Information shown:
* Start *

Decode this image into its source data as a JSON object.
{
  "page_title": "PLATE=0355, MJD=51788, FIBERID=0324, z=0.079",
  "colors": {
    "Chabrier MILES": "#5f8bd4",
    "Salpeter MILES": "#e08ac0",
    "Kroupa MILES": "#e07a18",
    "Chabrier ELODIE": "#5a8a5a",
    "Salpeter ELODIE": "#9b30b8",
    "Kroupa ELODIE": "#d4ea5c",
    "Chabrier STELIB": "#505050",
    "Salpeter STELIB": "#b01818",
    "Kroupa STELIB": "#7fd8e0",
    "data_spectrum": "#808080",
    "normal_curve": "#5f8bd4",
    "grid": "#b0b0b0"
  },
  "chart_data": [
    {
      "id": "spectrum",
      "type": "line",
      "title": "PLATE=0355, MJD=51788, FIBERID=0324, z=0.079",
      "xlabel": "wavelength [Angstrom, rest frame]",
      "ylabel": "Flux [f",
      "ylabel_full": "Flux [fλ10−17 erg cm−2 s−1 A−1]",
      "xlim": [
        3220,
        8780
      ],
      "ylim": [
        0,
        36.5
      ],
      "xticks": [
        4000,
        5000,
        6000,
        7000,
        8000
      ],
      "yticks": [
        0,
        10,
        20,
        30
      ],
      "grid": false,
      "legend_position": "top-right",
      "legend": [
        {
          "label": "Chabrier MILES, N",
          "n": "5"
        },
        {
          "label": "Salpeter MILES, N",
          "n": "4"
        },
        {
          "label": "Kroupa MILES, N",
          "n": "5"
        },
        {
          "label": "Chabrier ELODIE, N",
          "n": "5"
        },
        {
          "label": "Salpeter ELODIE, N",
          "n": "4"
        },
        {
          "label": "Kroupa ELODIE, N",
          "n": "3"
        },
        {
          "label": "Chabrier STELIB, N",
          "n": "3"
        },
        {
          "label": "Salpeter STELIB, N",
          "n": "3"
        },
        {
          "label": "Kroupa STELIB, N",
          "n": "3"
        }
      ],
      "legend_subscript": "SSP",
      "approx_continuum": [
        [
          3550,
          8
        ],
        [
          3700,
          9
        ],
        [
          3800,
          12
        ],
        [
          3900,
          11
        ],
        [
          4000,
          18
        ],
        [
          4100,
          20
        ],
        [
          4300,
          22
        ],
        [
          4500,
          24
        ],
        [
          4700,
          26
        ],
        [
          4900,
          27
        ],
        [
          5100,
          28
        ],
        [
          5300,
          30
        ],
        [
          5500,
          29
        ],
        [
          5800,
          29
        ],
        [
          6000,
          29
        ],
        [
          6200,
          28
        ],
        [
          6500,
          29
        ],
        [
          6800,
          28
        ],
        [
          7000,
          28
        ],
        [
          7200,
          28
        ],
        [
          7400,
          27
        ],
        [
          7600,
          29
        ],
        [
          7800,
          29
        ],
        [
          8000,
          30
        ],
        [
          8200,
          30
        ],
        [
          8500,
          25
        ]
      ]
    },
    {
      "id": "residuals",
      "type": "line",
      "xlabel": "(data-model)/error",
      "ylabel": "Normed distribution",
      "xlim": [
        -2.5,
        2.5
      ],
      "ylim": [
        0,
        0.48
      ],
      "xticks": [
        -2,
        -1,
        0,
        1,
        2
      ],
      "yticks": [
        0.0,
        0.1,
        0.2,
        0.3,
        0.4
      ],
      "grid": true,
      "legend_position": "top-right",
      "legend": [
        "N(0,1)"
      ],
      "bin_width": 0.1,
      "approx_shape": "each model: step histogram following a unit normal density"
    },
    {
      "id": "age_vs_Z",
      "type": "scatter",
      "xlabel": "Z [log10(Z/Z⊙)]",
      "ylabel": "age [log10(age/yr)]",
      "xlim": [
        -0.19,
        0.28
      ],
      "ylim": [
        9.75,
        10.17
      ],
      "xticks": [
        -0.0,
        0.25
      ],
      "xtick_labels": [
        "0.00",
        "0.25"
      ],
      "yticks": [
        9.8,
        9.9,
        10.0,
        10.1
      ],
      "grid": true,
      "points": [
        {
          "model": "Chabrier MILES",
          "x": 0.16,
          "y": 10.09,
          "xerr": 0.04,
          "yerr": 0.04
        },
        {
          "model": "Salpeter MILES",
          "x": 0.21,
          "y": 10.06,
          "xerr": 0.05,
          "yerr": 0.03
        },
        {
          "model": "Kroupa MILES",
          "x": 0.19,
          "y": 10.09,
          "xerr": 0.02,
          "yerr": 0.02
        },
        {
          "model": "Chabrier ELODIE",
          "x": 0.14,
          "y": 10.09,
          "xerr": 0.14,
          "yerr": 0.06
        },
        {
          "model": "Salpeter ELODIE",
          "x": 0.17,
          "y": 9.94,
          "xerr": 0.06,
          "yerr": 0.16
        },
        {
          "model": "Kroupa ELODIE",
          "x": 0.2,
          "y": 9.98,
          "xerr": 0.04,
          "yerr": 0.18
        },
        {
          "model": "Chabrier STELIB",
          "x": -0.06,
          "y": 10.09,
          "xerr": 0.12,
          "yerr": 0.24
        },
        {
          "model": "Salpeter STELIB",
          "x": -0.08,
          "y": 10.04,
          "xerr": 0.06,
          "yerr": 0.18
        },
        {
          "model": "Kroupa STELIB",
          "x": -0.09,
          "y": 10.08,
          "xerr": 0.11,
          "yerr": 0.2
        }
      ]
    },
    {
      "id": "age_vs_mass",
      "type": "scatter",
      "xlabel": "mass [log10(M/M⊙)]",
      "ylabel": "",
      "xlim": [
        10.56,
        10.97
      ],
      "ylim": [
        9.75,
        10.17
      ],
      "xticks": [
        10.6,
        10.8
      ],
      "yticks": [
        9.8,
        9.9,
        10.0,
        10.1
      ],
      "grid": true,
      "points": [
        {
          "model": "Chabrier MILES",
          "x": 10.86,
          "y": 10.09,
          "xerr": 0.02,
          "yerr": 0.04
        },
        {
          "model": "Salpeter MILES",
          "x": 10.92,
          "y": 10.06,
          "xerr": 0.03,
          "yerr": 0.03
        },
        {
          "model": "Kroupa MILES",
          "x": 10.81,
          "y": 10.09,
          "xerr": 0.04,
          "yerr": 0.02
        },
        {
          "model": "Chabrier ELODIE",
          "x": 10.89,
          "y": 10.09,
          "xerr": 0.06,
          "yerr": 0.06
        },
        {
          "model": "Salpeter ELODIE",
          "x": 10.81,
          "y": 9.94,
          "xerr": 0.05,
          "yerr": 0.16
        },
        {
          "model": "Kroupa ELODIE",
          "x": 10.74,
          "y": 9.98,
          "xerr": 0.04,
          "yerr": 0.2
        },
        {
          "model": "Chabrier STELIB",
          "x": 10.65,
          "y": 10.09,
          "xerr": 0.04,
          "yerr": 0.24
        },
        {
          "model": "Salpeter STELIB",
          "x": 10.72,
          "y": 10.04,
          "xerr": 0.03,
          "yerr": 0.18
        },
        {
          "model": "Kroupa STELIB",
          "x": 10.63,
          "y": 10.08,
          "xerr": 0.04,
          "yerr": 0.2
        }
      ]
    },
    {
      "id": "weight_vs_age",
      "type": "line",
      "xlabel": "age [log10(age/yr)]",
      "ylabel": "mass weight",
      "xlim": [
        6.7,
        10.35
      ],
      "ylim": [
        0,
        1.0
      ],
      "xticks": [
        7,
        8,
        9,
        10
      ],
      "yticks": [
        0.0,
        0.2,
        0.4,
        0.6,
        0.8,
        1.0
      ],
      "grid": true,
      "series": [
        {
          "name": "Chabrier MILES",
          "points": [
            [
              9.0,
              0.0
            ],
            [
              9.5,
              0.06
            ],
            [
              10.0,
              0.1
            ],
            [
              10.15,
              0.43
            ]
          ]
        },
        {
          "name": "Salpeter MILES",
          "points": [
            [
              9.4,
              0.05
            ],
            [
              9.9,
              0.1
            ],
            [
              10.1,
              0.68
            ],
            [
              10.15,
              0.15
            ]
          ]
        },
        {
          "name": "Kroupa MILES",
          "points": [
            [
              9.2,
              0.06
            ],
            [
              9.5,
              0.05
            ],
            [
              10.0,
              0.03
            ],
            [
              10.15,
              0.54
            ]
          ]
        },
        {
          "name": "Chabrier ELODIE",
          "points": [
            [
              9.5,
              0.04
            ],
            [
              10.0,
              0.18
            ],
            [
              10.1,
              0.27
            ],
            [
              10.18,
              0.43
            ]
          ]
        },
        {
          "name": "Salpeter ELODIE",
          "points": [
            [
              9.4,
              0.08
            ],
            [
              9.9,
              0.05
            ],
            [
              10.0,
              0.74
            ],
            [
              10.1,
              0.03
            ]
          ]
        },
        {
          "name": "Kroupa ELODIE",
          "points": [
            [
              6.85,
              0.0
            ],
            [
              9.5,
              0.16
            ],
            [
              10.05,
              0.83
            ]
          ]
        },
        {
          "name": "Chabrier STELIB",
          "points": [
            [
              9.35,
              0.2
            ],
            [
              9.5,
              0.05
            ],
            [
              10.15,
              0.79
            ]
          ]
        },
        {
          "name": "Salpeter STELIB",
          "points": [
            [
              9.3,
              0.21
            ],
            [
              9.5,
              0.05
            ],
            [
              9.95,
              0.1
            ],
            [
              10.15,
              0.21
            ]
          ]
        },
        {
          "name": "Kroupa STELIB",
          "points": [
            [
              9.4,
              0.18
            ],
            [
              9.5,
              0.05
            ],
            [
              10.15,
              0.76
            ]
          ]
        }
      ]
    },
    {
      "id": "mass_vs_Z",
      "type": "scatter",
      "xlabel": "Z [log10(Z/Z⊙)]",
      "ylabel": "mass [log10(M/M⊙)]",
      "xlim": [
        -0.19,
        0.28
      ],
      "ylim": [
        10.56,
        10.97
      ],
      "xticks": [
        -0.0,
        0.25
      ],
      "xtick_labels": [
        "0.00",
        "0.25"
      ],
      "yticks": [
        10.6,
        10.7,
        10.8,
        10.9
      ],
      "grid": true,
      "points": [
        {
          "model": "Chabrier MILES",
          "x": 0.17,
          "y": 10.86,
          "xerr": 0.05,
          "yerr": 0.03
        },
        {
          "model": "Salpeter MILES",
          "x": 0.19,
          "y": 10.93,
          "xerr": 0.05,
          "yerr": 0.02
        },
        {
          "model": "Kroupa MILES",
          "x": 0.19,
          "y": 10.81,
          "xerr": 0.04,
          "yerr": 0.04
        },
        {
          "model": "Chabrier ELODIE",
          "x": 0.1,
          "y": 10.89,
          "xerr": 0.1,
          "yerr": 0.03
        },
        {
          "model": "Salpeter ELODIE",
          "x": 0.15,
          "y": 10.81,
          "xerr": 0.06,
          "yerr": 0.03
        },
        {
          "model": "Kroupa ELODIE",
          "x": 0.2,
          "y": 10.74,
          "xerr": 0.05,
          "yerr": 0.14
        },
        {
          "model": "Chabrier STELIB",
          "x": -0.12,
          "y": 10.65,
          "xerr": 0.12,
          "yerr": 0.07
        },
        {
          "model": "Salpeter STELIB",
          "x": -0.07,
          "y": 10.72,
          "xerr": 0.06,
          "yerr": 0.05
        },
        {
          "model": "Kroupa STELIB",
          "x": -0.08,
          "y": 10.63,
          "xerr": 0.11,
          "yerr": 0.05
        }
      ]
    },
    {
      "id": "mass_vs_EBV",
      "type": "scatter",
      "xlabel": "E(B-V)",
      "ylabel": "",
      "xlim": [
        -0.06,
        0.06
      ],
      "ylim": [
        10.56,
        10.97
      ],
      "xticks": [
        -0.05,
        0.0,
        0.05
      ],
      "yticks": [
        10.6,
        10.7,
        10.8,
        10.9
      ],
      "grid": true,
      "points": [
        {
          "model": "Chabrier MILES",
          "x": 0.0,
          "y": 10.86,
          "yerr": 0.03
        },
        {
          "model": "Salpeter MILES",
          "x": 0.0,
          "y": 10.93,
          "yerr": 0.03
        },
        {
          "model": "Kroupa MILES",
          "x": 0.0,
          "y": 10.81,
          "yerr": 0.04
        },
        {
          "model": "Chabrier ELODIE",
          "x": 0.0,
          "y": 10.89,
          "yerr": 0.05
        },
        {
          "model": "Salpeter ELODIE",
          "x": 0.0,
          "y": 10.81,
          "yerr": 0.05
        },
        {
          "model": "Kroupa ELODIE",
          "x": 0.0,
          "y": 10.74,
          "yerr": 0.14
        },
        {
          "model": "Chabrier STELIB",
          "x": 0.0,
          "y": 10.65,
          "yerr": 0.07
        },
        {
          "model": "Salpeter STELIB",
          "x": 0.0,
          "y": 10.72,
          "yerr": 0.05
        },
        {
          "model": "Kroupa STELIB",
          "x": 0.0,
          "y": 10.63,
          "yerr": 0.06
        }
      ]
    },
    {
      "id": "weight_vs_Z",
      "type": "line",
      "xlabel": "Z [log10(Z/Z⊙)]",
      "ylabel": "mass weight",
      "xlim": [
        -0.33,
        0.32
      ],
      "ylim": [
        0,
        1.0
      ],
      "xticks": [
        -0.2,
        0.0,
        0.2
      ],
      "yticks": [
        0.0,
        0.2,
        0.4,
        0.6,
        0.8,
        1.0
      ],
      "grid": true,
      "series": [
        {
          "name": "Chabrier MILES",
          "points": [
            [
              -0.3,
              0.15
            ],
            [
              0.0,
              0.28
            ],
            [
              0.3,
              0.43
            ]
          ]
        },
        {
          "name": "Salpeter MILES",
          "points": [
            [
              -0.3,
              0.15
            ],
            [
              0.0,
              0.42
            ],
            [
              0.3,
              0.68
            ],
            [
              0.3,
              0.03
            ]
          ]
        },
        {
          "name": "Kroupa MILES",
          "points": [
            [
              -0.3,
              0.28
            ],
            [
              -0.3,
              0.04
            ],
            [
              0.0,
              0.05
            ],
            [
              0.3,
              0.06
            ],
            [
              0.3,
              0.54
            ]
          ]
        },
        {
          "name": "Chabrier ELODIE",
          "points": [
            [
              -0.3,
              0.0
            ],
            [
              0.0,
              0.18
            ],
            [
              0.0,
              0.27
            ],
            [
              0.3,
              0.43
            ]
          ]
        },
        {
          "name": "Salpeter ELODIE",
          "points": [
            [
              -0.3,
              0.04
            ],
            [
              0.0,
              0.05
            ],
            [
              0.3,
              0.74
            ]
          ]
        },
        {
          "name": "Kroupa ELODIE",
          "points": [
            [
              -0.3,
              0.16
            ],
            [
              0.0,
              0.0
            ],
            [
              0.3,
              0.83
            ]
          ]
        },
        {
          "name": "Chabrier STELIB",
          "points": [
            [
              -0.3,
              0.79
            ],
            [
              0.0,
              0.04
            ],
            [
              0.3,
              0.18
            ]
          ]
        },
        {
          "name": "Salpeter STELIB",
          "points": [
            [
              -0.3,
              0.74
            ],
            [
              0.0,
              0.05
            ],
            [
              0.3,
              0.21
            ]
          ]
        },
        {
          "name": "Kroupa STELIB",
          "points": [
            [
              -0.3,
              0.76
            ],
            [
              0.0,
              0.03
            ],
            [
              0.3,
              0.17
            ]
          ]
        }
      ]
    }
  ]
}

* End *

What you have to do: What is the number of lines above that contain "FIBERID"? Answer with that number only.

Solved problem: 2